### WRITTEN REQUEST:
Starting with the line that contains "Enumerate this screenshot's", reproduce each line through the end of the listing below, with no other output.

** Begin STORED RECORDS **

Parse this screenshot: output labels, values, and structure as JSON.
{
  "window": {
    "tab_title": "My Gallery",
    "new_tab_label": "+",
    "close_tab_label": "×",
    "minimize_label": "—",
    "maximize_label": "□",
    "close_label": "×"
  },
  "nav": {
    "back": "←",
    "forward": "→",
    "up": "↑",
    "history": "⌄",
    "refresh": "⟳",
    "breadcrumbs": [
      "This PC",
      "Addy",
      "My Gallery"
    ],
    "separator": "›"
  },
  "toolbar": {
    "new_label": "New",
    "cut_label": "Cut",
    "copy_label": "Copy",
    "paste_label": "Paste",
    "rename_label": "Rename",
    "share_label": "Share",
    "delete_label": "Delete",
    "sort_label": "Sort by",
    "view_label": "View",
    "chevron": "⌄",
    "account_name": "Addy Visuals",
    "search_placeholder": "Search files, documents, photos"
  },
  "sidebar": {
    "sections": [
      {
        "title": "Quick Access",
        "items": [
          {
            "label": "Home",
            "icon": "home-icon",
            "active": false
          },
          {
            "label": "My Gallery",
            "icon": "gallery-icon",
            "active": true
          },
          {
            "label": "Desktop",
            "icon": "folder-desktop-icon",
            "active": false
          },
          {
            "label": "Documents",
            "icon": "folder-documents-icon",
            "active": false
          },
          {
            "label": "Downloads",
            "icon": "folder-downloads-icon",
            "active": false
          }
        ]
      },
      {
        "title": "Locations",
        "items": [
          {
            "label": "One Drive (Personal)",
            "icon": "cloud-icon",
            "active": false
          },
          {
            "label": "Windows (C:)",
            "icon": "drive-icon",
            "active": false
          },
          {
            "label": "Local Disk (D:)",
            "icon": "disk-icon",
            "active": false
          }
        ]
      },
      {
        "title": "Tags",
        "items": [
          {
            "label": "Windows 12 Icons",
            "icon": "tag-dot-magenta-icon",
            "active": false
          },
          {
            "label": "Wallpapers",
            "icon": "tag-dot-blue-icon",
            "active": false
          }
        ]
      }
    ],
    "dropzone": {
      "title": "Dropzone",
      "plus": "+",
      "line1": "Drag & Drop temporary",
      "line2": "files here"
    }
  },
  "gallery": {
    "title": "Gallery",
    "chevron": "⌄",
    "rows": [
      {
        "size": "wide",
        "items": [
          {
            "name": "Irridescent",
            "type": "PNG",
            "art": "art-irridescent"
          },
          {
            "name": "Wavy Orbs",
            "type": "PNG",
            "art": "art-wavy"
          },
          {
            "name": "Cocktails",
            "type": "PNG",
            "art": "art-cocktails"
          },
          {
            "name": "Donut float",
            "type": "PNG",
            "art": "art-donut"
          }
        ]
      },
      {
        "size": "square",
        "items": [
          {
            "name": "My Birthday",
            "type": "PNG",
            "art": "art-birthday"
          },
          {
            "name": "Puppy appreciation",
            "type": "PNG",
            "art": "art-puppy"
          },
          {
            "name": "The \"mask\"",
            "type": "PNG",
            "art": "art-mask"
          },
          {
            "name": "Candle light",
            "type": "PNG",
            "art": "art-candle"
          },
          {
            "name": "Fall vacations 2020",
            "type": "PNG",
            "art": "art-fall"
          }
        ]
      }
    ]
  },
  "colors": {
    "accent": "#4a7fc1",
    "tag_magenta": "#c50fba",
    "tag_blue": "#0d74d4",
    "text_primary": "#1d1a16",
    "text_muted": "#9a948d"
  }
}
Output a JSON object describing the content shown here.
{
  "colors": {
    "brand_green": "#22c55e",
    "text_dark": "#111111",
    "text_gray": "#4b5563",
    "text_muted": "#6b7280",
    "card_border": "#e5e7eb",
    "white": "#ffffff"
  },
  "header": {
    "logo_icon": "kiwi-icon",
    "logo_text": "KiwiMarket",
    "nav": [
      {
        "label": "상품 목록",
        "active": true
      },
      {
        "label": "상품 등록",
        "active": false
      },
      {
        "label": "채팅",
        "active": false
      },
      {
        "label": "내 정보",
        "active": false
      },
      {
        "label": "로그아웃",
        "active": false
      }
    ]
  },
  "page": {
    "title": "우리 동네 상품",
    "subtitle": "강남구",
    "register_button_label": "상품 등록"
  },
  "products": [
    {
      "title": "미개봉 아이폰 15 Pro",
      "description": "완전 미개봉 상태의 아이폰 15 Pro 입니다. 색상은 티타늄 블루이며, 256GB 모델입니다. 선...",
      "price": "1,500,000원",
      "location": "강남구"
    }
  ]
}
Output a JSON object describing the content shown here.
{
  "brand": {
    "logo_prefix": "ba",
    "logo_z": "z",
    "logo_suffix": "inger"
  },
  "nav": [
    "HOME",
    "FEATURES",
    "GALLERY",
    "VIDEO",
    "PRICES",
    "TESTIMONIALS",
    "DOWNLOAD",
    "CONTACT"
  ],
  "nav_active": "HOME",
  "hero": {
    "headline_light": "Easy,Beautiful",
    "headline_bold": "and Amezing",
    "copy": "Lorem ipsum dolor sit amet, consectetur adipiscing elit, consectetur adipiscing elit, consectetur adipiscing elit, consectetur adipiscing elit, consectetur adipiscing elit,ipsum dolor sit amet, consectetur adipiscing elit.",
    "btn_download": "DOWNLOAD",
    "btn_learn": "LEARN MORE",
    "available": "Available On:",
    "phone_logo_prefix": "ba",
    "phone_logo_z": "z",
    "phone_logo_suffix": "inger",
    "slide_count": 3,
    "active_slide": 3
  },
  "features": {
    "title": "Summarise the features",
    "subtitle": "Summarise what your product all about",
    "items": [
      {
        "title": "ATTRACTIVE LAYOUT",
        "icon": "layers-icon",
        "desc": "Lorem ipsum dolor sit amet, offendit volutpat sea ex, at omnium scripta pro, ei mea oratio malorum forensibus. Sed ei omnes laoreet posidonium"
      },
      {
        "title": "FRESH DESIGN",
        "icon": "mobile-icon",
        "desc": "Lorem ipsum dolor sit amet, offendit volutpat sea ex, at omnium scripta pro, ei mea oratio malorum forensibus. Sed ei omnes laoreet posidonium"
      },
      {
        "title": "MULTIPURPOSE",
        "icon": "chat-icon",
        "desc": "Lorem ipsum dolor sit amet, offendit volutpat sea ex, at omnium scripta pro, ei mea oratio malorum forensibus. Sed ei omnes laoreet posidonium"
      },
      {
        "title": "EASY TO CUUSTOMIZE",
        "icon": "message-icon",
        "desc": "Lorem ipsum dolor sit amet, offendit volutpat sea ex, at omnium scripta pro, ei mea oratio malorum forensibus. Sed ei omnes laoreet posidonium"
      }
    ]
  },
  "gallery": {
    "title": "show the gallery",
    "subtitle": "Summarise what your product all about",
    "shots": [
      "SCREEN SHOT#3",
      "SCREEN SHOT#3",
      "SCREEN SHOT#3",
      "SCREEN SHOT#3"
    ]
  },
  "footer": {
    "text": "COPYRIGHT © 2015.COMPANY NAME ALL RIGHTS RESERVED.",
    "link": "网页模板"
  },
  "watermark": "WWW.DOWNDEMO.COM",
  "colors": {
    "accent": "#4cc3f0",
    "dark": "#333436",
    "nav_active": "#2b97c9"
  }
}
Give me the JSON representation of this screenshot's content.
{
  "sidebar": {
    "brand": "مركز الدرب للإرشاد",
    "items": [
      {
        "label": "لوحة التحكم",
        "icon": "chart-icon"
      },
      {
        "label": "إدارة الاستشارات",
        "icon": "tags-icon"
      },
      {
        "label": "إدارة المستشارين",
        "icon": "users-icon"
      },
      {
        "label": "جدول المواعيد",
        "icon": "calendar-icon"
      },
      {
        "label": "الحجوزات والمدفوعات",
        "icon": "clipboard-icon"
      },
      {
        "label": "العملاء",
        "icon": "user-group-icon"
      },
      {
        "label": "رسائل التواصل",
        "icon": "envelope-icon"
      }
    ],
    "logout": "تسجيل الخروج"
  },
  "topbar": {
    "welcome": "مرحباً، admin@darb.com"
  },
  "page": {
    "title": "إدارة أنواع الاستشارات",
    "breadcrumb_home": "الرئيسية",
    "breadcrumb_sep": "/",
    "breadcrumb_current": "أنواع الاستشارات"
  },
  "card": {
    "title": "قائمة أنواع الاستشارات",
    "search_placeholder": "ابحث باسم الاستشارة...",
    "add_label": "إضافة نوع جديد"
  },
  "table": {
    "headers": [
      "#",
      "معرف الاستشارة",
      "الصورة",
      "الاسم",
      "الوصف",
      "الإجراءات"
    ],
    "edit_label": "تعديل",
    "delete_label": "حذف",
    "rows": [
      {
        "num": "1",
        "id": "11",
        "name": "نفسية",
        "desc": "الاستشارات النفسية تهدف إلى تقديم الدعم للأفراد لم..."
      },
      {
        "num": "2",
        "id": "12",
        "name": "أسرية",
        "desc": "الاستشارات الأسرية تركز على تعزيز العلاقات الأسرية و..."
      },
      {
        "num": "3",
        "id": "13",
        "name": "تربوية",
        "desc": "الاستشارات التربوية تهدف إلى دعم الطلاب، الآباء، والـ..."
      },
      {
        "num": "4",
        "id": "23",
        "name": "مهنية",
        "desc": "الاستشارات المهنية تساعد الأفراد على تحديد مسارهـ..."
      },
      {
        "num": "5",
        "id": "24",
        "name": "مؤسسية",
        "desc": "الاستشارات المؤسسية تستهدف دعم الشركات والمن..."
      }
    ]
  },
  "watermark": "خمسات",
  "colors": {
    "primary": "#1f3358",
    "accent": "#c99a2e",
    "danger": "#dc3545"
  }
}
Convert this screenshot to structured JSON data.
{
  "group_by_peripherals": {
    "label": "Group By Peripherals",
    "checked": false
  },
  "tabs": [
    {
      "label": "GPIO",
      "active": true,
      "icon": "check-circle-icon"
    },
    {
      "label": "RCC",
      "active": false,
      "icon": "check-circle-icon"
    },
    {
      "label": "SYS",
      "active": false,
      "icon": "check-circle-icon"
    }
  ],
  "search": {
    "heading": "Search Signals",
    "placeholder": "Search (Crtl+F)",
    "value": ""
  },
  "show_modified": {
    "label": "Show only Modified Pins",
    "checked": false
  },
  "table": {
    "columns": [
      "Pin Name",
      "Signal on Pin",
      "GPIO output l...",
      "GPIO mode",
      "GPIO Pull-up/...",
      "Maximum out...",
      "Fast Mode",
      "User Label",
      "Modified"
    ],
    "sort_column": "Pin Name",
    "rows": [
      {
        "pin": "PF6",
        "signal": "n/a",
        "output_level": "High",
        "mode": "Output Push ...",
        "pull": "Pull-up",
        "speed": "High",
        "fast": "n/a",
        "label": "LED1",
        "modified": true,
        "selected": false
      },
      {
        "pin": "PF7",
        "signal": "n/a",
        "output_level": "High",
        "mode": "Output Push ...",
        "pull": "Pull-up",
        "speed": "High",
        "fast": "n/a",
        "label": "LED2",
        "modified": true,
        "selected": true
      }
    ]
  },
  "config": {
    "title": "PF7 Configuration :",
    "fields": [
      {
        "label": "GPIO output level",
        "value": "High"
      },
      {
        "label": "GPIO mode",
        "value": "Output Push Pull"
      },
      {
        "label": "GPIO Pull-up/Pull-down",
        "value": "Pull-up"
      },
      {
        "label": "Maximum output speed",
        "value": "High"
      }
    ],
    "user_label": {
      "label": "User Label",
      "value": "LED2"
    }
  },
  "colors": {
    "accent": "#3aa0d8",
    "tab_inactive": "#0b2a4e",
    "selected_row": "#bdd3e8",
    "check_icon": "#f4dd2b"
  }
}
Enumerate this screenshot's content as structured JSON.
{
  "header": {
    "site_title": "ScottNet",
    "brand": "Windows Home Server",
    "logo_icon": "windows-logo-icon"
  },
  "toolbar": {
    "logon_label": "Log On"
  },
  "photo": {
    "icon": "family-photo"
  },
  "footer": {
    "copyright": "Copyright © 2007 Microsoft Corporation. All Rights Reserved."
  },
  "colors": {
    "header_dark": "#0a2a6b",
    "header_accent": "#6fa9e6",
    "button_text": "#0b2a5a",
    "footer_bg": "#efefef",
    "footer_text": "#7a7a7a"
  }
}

** End STORED RECORDS **

### SOLUTION TO THIS TASK:
Enumerate this screenshot's content as structured JSON.
{
  "header": {
    "site_title": "ScottNet",
    "brand": "Windows Home Server",
    "logo_icon": "windows-logo-icon"
  },
  "toolbar": {
    "logon_label": "Log On"
  },
  "photo": {
    "icon": "family-photo"
  },
  "footer": {
    "copyright": "Copyright © 2007 Microsoft Corporation. All Rights Reserved."
  },
  "colors": {
    "header_dark": "#0a2a6b",
    "header_accent": "#6fa9e6",
    "button_text": "#0b2a5a",
    "footer_bg": "#efefef",
    "footer_text": "#7a7a7a"
  }
}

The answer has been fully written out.